TASK GOAL
Can the data below be set down again exactly, line for line?

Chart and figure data
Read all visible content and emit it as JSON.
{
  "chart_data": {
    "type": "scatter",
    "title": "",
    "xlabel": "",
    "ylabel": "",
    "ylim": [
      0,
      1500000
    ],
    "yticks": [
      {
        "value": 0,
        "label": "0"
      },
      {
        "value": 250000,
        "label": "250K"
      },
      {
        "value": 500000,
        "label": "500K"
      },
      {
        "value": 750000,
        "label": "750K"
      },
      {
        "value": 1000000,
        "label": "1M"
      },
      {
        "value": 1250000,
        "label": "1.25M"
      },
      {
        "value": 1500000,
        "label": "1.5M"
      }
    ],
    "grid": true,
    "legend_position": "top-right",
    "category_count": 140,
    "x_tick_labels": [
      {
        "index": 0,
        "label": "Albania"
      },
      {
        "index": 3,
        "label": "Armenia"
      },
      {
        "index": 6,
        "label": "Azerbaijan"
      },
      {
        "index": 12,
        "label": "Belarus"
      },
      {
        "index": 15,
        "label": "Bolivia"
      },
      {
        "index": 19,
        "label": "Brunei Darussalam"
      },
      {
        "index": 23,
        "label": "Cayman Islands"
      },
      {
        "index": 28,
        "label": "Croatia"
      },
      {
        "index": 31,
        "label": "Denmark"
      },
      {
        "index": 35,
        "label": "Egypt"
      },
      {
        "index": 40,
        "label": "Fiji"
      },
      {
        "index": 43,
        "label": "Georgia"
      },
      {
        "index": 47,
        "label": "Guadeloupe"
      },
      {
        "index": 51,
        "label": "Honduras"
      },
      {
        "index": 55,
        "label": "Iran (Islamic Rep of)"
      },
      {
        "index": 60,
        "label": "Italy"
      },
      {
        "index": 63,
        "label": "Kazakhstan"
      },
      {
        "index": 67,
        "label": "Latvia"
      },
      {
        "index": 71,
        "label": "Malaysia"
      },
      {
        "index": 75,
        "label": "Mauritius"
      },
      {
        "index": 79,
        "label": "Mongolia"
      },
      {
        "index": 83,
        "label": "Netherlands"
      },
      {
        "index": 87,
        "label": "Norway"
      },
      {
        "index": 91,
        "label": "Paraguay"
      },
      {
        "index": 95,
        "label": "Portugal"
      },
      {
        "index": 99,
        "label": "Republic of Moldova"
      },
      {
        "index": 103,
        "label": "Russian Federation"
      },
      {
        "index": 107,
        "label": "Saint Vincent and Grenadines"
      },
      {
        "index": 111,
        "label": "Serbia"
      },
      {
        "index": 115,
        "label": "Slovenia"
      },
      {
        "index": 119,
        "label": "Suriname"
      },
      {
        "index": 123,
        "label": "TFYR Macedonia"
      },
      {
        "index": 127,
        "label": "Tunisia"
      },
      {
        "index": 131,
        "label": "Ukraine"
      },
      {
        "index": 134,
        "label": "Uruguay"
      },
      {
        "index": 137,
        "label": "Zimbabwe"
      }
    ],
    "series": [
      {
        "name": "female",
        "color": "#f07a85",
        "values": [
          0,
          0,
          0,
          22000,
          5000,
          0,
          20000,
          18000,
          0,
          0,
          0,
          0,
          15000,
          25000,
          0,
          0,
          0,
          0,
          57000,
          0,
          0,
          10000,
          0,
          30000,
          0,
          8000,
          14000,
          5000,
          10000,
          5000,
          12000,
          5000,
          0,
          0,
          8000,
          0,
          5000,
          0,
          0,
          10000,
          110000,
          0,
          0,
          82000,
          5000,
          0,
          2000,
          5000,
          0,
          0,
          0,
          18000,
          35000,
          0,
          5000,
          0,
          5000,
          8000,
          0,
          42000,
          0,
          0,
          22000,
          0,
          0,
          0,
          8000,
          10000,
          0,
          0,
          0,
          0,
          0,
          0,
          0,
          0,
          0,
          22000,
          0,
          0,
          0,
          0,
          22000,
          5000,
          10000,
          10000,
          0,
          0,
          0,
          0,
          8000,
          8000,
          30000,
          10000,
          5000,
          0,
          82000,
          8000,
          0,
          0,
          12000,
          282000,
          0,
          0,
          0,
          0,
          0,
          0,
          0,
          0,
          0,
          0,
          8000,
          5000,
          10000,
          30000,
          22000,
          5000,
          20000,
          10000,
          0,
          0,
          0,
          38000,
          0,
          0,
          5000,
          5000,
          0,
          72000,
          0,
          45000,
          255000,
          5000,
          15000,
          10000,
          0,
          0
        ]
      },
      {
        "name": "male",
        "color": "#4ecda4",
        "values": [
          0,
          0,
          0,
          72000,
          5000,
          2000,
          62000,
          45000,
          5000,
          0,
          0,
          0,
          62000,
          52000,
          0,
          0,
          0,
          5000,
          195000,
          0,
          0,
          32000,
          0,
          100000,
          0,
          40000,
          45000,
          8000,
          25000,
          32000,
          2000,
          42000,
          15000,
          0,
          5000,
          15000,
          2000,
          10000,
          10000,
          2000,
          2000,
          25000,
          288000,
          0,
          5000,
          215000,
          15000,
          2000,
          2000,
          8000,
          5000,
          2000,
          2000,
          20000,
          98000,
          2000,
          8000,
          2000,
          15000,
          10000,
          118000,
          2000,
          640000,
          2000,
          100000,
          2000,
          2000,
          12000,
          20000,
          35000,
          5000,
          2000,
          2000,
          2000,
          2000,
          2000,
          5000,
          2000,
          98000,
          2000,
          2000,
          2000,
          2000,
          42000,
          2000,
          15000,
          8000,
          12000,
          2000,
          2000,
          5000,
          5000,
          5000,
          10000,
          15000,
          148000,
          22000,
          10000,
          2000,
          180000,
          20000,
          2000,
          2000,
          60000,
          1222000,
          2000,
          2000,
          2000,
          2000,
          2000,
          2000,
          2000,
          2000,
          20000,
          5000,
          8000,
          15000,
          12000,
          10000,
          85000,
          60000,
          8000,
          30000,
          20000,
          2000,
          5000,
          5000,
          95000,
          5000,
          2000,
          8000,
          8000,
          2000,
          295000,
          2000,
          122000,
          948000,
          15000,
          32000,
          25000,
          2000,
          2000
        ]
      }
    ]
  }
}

RESULT OF THE TASK
Read all visible content and emit it as JSON.
{
  "chart_data": {
    "type": "scatter",
    "title": "",
    "xlabel": "",
    "ylabel": "",
    "ylim": [
      0,
      1500000
    ],
    "yticks": [
      {
        "value": 0,
        "label": "0"
      },
      {
        "value": 250000,
        "label": "250K"
      },
      {
        "value": 500000,
        "label": "500K"
      },
      {
        "value": 750000,
        "label": "750K"
      },
      {
        "value": 1000000,
        "label": "1M"
      },
      {
        "value": 1250000,
        "label": "1.25M"
      },
      {
        "value": 1500000,
        "label": "1.5M"
      }
    ],
    "grid": true,
    "legend_position": "top-right",
    "category_count": 140,
    "x_tick_labels": [
      {
        "index": 0,
        "label": "Albania"
      },
      {
        "index": 3,
        "label": "Armenia"
      },
      {
        "index": 6,
        "label": "Azerbaijan"
      },
      {
        "index": 12,
        "label": "Belarus"
      },
      {
        "index": 15,
        "label": "Bolivia"
      },
      {
        "index": 19,
        "label": "Brunei Darussalam"
      },
      {
        "index": 23,
        "label": "Cayman Islands"
      },
      {
        "index": 28,
        "label": "Croatia"
      },
      {
        "index": 31,
        "label": "Denmark"
      },
      {
        "index": 35,
        "label": "Egypt"
      },
      {
        "index": 40,
        "label": "Fiji"
      },
      {
        "index": 43,
        "label": "Georgia"
      },
      {
        "index": 47,
        "label": "Guadeloupe"
      },
      {
        "index": 51,
        "label": "Honduras"
      },
      {
        "index": 55,
        "label": "Iran (Islamic Rep of)"
      },
      {
        "index": 60,
        "label": "Italy"
      },
      {
        "index": 63,
        "label": "Kazakhstan"
      },
      {
        "index": 67,
        "label": "Latvia"
      },
      {
        "index": 71,
        "label": "Malaysia"
      },
      {
        "index": 75,
        "label": "Mauritius"
      },
      {
        "index": 79,
        "label": "Mongolia"
      },
      {
        "index": 83,
        "label": "Netherlands"
      },
      {
        "index": 87,
        "label": "Norway"
      },
      {
        "index": 91,
        "label": "Paraguay"
      },
      {
        "index": 95,
        "label": "Portugal"
      },
      {
        "index": 99,
        "label": "Republic of Moldova"
      },
      {
        "index": 103,
        "label": "Russian Federation"
      },
      {
        "index": 107,
        "label": "Saint Vincent and Grenadines"
      },
      {
        "index": 111,
        "label": "Serbia"
      },
      {
        "index": 115,
        "label": "Slovenia"
      },
      {
        "index": 119,
        "label": "Suriname"
      },
      {
        "index": 123,
        "label": "TFYR Macedonia"
      },
      {
        "index": 127,
        "label": "Tunisia"
      },
      {
        "index": 131,
        "label": "Ukraine"
      },
      {
        "index": 134,
        "label": "Uruguay"
      },
      {
        "index": 137,
        "label": "Zimbabwe"
      }
    ],
    "series": [
      {
        "name": "female",
        "color": "#f07a85",
        "values": [
          0,
          0,
          0,
          22000,
          5000,
          0,
          20000,
          18000,
          0,
          0,
          0,
          0,
          15000,
          25000,
          0,
          0,
          0,
          0,
          57000,
          0,
          0,
          10000,
          0,
          30000,
          0,
          8000,
          14000,
          5000,
          10000,
          5000,
          12000,
          5000,
          0,
          0,
          8000,
          0,
          5000,
          0,
          0,
          10000,
          110000,
          0,
          0,
          82000,
          5000,
          0,
          2000,
          5000,
          0,
          0,
          0,
          18000,
          35000,
          0,
          5000,
          0,
          5000,
          8000,
          0,
          42000,
          0,
          0,
          22000,
          0,
          0,
          0,
          8000,
          10000,
          0,
          0,
          0,
          0,
          0,
          0,
          0,
          0,
          0,
          22000,
          0,
          0,
          0,
          0,
          22000,
          5000,
          10000,
          10000,
          0,
          0,
          0,
          0,
          8000,
          8000,
          30000,
          10000,
          5000,
          0,
          82000,
          8000,
          0,
          0,
          12000,
          282000,
          0,
          0,
          0,
          0,
          0,
          0,
          0,
          0,
          0,
          0,
          8000,
          5000,
          10000,
          30000,
          22000,
          5000,
          20000,
          10000,
          0,
          0,
          0,
          38000,
          0,
          0,
          5000,
          5000,
          0,
          72000,
          0,
          45000,
          255000,
          5000,
          15000,
          10000,
          0,
          0
        ]
      },
      {
        "name": "male",
        "color": "#4ecda4",
        "values": [
          0,
          0,
          0,
          72000,
          5000,
          2000,
          62000,
          45000,
          5000,
          0,
          0,
          0,
          62000,
          52000,
          0,
          0,
          0,
          5000,
          195000,
          0,
          0,
          32000,
          0,
          100000,
          0,
          40000,
          45000,
          8000,
          25000,
          32000,
          2000,
          42000,
          15000,
          0,
          5000,
          15000,
          2000,
          10000,
          10000,
          2000,
          2000,
          25000,
          288000,
          0,
          5000,
          215000,
          15000,
          2000,
          2000,
          8000,
          5000,
          2000,
          2000,
          20000,
          98000,
          2000,
          8000,
          2000,
          15000,
          10000,
          118000,
          2000,
          640000,
          2000,
          100000,
          2000,
          2000,
          12000,
          20000,
          35000,
          5000,
          2000,
          2000,
          2000,
          2000,
          2000,
          5000,
          2000,
          98000,
          2000,
          2000,
          2000,
          2000,
          42000,
          2000,
          15000,
          8000,
          12000,
          2000,
          2000,
          5000,
          5000,
          5000,
          10000,
          15000,
          148000,
          22000,
          10000,
          2000,
          180000,
          20000,
          2000,
          2000,
          60000,
          1222000,
          2000,
          2000,
          2000,
          2000,
          2000,
          2000,
          2000,
          2000,
          20000,
          5000,
          8000,
          15000,
          12000,
          10000,
          85000,
          60000,
          8000,
          30000,
          20000,
          2000,
          5000,
          5000,
          95000,
          5000,
          2000,
          8000,
          8000,
          2000,
          295000,
          2000,
          122000,
          948000,
          15000,
          32000,
          25000,
          2000,
          2000
        ]
      }
    ]
  }
}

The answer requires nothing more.